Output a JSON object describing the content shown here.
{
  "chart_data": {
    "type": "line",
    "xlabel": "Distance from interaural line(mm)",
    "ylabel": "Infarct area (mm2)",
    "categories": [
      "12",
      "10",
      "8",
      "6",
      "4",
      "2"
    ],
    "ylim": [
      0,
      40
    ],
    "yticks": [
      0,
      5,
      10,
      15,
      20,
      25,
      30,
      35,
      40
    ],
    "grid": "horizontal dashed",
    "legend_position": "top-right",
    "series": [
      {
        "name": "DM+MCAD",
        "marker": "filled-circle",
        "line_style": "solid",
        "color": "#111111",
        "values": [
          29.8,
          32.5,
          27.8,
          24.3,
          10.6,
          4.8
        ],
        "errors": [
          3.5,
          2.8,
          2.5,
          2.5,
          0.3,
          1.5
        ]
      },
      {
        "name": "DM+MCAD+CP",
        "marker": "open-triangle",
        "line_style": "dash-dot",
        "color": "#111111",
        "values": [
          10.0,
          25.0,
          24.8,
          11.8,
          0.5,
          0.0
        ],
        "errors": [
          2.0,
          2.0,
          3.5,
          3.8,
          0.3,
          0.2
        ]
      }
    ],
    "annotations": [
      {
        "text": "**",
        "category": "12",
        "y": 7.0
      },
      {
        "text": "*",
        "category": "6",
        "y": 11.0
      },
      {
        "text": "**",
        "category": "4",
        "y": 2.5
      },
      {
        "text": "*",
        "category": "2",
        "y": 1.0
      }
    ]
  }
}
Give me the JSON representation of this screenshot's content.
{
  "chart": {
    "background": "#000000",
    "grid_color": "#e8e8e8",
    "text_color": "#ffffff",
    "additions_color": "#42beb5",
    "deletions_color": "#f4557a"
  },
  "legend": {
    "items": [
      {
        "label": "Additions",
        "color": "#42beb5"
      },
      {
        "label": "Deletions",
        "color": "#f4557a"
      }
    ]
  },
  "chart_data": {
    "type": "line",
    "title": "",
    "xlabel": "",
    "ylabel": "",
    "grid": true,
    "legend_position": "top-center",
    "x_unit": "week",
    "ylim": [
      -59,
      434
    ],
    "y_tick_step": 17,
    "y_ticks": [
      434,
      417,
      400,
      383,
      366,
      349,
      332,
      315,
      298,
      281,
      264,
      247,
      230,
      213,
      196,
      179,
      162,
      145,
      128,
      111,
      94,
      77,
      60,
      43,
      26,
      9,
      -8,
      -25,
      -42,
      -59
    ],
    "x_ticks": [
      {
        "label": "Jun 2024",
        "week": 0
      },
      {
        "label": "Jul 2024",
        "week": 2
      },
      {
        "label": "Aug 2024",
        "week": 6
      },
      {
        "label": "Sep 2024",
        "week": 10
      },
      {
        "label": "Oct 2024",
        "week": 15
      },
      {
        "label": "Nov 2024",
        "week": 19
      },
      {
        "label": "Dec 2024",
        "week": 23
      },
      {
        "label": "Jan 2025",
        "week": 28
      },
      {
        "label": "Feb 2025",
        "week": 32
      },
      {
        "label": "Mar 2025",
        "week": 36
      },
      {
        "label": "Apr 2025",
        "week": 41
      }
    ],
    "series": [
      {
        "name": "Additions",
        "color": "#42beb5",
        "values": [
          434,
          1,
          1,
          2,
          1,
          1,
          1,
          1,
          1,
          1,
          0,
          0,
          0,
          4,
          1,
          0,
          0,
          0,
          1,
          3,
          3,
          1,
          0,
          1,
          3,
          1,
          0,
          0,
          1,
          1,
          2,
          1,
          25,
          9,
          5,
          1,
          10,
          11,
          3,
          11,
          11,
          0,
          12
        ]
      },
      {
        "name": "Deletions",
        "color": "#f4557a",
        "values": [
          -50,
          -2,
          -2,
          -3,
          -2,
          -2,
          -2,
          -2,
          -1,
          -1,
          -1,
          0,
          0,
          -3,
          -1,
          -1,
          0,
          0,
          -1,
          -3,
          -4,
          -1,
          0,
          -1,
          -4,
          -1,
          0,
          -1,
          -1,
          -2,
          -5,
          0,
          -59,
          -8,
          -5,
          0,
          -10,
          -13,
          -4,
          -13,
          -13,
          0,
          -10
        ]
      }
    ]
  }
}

- [Exercise description]:
Copy each line of the data above that holds "week".

- [The result]:
    "x_unit": "week",
        "week": 0
        "week": 2
        "week": 6
        "week": 10
        "week": 15
        "week": 19
        "week": 23
        "week": 28
        "week": 32
        "week": 36
        "week": 41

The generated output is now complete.